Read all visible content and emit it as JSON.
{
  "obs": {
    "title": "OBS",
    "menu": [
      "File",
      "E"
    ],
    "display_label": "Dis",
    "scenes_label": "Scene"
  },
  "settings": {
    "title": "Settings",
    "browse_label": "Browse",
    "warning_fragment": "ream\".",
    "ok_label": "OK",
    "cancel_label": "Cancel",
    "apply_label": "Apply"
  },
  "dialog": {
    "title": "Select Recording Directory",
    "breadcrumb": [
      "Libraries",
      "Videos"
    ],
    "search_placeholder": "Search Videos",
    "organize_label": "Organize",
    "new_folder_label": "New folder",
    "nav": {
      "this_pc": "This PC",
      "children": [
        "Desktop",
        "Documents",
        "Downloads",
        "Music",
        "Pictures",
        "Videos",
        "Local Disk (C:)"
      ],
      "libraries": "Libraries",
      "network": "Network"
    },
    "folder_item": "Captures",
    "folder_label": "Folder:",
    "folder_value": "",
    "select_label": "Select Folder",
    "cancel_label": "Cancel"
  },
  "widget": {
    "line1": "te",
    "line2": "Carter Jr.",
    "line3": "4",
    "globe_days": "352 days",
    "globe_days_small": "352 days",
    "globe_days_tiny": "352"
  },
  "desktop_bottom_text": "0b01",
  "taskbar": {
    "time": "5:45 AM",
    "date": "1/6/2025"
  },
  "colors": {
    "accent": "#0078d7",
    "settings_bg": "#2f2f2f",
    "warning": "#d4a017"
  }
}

SHORT PROBLEM: Please restate the whole listing word for word.

EXERCISE RESPONSE:
Read all visible content and emit it as JSON.
{
  "obs": {
    "title": "OBS",
    "menu": [
      "File",
      "E"
    ],
    "display_label": "Dis",
    "scenes_label": "Scene"
  },
  "settings": {
    "title": "Settings",
    "browse_label": "Browse",
    "warning_fragment": "ream\".",
    "ok_label": "OK",
    "cancel_label": "Cancel",
    "apply_label": "Apply"
  },
  "dialog": {
    "title": "Select Recording Directory",
    "breadcrumb": [
      "Libraries",
      "Videos"
    ],
    "search_placeholder": "Search Videos",
    "organize_label": "Organize",
    "new_folder_label": "New folder",
    "nav": {
      "this_pc": "This PC",
      "children": [
        "Desktop",
        "Documents",
        "Downloads",
        "Music",
        "Pictures",
        "Videos",
        "Local Disk (C:)"
      ],
      "libraries": "Libraries",
      "network": "Network"
    },
    "folder_item": "Captures",
    "folder_label": "Folder:",
    "folder_value": "",
    "select_label": "Select Folder",
    "cancel_label": "Cancel"
  },
  "widget": {
    "line1": "te",
    "line2": "Carter Jr.",
    "line3": "4",
    "globe_days": "352 days",
    "globe_days_small": "352 days",
    "globe_days_tiny": "352"
  },
  "desktop_bottom_text": "0b01",
  "taskbar": {
    "time": "5:45 AM",
    "date": "1/6/2025"
  },
  "colors": {
    "accent": "#0078d7",
    "settings_bg": "#2f2f2f",
    "warning": "#d4a017"
  }
}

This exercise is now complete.